- **PROVIDED RECORDS**

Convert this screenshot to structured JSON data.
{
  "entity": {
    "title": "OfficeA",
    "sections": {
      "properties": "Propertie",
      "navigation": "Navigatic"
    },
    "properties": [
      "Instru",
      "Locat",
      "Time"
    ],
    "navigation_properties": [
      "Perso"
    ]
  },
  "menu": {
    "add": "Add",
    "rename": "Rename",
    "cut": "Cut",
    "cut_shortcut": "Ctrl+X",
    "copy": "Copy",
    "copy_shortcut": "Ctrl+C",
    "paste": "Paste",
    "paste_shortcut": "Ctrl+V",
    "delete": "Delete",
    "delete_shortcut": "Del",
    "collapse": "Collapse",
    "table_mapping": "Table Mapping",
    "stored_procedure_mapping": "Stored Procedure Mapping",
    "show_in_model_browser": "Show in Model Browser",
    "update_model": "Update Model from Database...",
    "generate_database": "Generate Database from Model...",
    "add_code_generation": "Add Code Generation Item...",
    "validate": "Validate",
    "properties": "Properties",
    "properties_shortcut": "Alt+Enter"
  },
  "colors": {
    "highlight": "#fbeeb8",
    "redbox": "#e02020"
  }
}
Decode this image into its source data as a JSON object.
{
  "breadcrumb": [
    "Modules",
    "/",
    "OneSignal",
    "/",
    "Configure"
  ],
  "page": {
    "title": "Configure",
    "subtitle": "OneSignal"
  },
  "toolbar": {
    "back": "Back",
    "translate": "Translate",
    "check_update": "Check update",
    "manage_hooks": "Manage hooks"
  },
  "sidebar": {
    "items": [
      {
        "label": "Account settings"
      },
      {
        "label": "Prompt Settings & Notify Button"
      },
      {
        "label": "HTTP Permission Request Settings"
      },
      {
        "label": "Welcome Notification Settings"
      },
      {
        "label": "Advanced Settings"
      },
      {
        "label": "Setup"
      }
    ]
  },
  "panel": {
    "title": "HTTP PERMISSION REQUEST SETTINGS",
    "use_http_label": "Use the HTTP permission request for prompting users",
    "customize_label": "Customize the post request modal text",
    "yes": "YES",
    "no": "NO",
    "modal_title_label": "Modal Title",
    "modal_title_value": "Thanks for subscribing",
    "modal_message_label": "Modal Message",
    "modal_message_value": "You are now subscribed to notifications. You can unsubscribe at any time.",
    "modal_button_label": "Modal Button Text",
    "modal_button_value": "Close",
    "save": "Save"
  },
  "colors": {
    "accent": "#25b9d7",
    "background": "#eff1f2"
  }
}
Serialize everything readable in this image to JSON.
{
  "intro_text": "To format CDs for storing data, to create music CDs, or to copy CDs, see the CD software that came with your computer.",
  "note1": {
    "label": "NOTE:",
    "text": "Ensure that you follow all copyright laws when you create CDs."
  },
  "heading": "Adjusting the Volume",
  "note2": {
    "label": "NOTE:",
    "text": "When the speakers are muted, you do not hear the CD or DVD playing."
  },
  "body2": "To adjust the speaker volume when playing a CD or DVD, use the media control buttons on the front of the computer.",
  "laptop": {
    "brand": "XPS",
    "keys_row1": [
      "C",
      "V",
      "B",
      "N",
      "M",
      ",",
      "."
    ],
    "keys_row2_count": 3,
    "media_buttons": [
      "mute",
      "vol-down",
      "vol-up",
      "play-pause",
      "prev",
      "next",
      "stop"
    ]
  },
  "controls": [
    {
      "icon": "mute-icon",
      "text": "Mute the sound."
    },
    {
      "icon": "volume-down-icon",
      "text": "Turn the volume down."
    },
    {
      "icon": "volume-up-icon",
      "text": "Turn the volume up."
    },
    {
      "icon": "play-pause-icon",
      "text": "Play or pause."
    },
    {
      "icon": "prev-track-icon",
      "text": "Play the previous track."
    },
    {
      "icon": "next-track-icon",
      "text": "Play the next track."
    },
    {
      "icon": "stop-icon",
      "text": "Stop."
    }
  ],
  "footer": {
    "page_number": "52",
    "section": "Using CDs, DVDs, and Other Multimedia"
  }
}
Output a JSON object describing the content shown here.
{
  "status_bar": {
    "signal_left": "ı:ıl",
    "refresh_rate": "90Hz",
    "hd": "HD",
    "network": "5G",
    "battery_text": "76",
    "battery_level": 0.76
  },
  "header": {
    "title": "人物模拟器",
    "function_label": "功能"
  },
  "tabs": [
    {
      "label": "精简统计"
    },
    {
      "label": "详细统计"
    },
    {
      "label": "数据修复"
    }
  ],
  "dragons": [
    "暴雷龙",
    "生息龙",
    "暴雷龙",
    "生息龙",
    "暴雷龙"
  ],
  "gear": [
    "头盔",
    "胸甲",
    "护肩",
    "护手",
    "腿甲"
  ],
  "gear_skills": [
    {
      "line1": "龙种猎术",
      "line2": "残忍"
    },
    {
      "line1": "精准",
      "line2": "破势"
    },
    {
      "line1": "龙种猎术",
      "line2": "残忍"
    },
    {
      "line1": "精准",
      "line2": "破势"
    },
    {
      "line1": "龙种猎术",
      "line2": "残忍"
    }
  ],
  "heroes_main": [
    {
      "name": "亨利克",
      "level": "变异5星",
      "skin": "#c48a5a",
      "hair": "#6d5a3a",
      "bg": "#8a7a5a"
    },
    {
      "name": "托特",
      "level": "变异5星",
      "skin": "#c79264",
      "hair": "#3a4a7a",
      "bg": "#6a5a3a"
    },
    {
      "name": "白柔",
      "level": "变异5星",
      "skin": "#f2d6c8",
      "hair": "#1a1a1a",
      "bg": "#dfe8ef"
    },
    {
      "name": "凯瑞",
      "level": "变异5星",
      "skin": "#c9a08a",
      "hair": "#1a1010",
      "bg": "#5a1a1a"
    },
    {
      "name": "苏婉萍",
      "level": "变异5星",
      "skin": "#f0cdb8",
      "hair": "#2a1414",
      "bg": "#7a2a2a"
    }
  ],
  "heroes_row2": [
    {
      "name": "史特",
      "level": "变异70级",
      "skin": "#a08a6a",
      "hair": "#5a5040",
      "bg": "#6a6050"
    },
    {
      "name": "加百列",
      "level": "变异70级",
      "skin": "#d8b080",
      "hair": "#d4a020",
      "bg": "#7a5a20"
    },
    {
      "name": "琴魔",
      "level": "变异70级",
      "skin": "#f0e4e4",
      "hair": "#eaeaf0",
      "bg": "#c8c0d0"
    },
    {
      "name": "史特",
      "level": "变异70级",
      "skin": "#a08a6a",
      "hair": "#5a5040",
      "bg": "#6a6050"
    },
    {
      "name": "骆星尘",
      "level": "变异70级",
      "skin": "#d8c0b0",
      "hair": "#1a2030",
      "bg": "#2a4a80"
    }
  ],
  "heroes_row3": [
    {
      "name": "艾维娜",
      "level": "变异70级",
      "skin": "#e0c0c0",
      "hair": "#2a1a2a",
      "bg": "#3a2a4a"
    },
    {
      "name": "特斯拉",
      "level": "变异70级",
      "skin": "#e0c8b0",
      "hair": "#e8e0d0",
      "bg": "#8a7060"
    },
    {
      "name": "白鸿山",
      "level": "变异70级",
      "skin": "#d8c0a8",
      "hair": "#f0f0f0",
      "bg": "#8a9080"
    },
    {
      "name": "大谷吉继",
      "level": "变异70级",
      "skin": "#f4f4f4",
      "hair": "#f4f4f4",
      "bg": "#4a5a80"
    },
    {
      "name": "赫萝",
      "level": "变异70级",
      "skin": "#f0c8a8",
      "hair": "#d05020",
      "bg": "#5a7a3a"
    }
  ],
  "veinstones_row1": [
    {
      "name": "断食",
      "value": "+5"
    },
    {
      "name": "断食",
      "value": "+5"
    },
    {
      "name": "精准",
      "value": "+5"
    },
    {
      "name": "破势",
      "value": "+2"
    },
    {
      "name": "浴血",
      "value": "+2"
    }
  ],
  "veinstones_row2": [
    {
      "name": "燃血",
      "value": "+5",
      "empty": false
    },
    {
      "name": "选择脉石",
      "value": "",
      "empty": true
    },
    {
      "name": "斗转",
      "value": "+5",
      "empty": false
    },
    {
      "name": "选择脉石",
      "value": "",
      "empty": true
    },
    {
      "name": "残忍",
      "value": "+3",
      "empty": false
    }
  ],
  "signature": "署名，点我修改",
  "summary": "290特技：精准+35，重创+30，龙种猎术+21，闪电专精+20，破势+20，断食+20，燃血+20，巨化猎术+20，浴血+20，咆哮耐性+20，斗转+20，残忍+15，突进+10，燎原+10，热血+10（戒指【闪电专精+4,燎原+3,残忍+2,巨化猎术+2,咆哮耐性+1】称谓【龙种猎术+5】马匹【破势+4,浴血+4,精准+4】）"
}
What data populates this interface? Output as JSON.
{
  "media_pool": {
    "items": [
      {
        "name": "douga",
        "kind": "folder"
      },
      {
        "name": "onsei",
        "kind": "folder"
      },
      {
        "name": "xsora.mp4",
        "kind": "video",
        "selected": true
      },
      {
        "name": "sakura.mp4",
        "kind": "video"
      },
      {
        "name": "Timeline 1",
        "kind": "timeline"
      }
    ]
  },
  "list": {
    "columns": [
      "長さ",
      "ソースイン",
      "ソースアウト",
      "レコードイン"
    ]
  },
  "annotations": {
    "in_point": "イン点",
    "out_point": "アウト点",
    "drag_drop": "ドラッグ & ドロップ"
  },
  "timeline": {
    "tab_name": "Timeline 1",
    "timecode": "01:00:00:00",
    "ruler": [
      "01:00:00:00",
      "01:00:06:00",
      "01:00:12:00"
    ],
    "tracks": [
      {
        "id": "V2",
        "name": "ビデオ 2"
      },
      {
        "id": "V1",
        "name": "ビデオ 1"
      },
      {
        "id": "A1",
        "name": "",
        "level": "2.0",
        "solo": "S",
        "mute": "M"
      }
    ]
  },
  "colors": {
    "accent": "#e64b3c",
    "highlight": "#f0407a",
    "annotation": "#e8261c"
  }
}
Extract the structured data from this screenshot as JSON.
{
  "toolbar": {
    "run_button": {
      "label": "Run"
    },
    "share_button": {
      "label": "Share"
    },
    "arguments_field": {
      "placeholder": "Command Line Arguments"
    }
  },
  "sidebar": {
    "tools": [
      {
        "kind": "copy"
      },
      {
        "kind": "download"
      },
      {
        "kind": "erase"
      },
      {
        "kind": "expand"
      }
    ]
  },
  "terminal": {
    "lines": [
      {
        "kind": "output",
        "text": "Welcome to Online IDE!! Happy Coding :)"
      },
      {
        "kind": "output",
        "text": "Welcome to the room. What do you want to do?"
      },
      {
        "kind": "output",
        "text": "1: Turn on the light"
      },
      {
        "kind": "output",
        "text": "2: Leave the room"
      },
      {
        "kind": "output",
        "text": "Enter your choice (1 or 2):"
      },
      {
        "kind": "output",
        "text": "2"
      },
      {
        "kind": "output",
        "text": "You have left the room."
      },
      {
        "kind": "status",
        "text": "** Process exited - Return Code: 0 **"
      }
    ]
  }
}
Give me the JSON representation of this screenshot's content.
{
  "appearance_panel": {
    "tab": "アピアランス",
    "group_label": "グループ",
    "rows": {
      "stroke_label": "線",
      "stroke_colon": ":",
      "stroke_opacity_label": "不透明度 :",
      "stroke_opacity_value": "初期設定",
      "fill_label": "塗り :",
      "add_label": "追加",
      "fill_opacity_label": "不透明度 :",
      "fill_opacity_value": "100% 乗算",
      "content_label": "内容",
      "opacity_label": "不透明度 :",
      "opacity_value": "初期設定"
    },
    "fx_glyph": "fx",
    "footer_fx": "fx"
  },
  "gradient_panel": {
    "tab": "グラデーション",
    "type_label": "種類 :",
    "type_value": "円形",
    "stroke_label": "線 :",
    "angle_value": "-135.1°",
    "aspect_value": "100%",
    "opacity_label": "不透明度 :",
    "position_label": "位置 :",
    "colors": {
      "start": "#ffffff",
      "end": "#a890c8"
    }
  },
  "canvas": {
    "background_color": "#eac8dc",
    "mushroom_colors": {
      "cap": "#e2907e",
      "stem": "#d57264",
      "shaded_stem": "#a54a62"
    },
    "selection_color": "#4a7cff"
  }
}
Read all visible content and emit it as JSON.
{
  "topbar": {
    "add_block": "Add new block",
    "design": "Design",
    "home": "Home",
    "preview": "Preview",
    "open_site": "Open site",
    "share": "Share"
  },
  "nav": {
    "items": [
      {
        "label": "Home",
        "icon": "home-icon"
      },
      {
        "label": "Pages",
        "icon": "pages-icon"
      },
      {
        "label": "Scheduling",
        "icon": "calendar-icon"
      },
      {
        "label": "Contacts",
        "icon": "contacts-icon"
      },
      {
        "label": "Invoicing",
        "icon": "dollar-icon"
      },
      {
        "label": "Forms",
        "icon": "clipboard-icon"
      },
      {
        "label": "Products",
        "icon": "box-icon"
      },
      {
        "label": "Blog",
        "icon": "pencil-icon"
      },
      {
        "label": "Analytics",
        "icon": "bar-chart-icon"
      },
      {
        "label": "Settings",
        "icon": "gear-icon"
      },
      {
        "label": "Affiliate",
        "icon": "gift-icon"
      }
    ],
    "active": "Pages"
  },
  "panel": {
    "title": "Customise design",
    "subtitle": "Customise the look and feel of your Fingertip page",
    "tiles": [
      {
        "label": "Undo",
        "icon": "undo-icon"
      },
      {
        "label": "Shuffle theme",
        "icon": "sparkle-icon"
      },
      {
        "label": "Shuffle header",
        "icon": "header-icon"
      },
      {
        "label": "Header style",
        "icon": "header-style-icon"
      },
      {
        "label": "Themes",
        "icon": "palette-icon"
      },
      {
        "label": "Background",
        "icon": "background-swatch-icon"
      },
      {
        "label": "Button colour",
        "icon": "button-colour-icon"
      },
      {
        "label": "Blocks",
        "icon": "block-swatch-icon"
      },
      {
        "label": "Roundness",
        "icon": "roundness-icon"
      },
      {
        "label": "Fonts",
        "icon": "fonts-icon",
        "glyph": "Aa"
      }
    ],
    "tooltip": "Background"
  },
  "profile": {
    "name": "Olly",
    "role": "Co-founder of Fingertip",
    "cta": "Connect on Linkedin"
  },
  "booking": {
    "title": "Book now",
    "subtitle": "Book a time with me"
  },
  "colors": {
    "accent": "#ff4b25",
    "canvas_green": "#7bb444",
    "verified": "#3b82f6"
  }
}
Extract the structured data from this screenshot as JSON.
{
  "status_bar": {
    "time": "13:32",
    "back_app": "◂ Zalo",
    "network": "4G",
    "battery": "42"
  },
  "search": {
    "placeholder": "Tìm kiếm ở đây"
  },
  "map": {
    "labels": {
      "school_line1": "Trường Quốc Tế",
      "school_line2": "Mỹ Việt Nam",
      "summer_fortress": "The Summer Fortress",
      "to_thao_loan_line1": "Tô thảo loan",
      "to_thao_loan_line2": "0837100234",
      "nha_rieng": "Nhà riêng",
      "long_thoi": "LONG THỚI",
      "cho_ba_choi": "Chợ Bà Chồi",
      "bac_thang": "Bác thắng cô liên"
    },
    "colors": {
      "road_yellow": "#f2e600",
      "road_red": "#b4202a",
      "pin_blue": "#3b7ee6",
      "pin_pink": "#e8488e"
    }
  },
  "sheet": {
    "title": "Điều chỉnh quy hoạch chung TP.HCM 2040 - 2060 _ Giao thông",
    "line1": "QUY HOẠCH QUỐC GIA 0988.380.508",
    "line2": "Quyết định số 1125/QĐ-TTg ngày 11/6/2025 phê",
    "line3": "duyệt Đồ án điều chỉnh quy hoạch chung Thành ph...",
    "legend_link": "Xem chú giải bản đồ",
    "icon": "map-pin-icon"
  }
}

- **EXERCISE DESCRIPTION**
Going over the lines above, work out how many include "Fingertip", then give only that number.

- **WRITTEN RESPONSE**
2